- WHAT IS REQUIRED -
Provide the data again in its entirety, exactly as given.

** START OF DATA SUPPLIED **

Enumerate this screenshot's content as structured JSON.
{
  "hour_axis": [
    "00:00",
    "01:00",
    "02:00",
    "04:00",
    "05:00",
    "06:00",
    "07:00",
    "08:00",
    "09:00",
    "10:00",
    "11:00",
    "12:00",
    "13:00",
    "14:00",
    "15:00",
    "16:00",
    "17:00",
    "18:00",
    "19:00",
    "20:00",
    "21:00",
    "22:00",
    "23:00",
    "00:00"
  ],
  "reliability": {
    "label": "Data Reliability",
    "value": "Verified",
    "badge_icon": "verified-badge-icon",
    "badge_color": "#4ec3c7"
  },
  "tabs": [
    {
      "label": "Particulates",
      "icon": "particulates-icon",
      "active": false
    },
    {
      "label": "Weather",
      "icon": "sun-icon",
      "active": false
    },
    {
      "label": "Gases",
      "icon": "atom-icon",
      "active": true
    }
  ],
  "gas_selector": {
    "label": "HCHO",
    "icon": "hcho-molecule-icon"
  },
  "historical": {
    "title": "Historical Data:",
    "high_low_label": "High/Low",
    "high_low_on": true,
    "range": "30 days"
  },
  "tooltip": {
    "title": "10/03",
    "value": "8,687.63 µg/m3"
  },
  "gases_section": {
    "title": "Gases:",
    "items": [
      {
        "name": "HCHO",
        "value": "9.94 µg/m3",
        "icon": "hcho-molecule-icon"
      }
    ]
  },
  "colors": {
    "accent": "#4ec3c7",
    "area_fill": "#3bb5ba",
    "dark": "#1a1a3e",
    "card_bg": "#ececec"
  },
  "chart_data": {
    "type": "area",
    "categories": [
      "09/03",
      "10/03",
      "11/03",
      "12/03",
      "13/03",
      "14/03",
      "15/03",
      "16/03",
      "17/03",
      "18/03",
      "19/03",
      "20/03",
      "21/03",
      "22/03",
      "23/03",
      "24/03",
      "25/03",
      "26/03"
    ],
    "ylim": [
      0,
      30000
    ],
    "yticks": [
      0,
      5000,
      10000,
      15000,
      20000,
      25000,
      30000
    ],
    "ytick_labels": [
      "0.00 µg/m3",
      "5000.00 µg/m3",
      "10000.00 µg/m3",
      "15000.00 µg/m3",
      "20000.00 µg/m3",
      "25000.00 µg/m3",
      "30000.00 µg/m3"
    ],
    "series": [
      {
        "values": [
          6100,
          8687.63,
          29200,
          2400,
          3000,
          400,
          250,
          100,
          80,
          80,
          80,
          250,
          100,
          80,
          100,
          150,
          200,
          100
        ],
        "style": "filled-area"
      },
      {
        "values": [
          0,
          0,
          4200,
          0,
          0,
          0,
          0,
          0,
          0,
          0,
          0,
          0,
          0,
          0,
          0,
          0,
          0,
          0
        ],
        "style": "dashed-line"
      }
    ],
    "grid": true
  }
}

** END OF DATA SUPPLIED **

- REPLY TO THE EXERCISE -
Enumerate this screenshot's content as structured JSON.
{
  "hour_axis": [
    "00:00",
    "01:00",
    "02:00",
    "04:00",
    "05:00",
    "06:00",
    "07:00",
    "08:00",
    "09:00",
    "10:00",
    "11:00",
    "12:00",
    "13:00",
    "14:00",
    "15:00",
    "16:00",
    "17:00",
    "18:00",
    "19:00",
    "20:00",
    "21:00",
    "22:00",
    "23:00",
    "00:00"
  ],
  "reliability": {
    "label": "Data Reliability",
    "value": "Verified",
    "badge_icon": "verified-badge-icon",
    "badge_color": "#4ec3c7"
  },
  "tabs": [
    {
      "label": "Particulates",
      "icon": "particulates-icon",
      "active": false
    },
    {
      "label": "Weather",
      "icon": "sun-icon",
      "active": false
    },
    {
      "label": "Gases",
      "icon": "atom-icon",
      "active": true
    }
  ],
  "gas_selector": {
    "label": "HCHO",
    "icon": "hcho-molecule-icon"
  },
  "historical": {
    "title": "Historical Data:",
    "high_low_label": "High/Low",
    "high_low_on": true,
    "range": "30 days"
  },
  "tooltip": {
    "title": "10/03",
    "value": "8,687.63 µg/m3"
  },
  "gases_section": {
    "title": "Gases:",
    "items": [
      {
        "name": "HCHO",
        "value": "9.94 µg/m3",
        "icon": "hcho-molecule-icon"
      }
    ]
  },
  "colors": {
    "accent": "#4ec3c7",
    "area_fill": "#3bb5ba",
    "dark": "#1a1a3e",
    "card_bg": "#ececec"
  },
  "chart_data": {
    "type": "area",
    "categories": [
      "09/03",
      "10/03",
      "11/03",
      "12/03",
      "13/03",
      "14/03",
      "15/03",
      "16/03",
      "17/03",
      "18/03",
      "19/03",
      "20/03",
      "21/03",
      "22/03",
      "23/03",
      "24/03",
      "25/03",
      "26/03"
    ],
    "ylim": [
      0,
      30000
    ],
    "yticks": [
      0,
      5000,
      10000,
      15000,
      20000,
      25000,
      30000
    ],
    "ytick_labels": [
      "0.00 µg/m3",
      "5000.00 µg/m3",
      "10000.00 µg/m3",
      "15000.00 µg/m3",
      "20000.00 µg/m3",
      "25000.00 µg/m3",
      "30000.00 µg/m3"
    ],
    "series": [
      {
        "values": [
          6100,
          8687.63,
          29200,
          2400,
          3000,
          400,
          250,
          100,
          80,
          80,
          80,
          250,
          100,
          80,
          100,
          150,
          200,
          100
        ],
        "style": "filled-area"
      },
      {
        "values": [
          0,
          0,
          4200,
          0,
          0,
          0,
          0,
          0,
          0,
          0,
          0,
          0,
          0,
          0,
          0,
          0,
          0,
          0
        ],
        "style": "dashed-line"
      }
    ],
    "grid": true
  }
}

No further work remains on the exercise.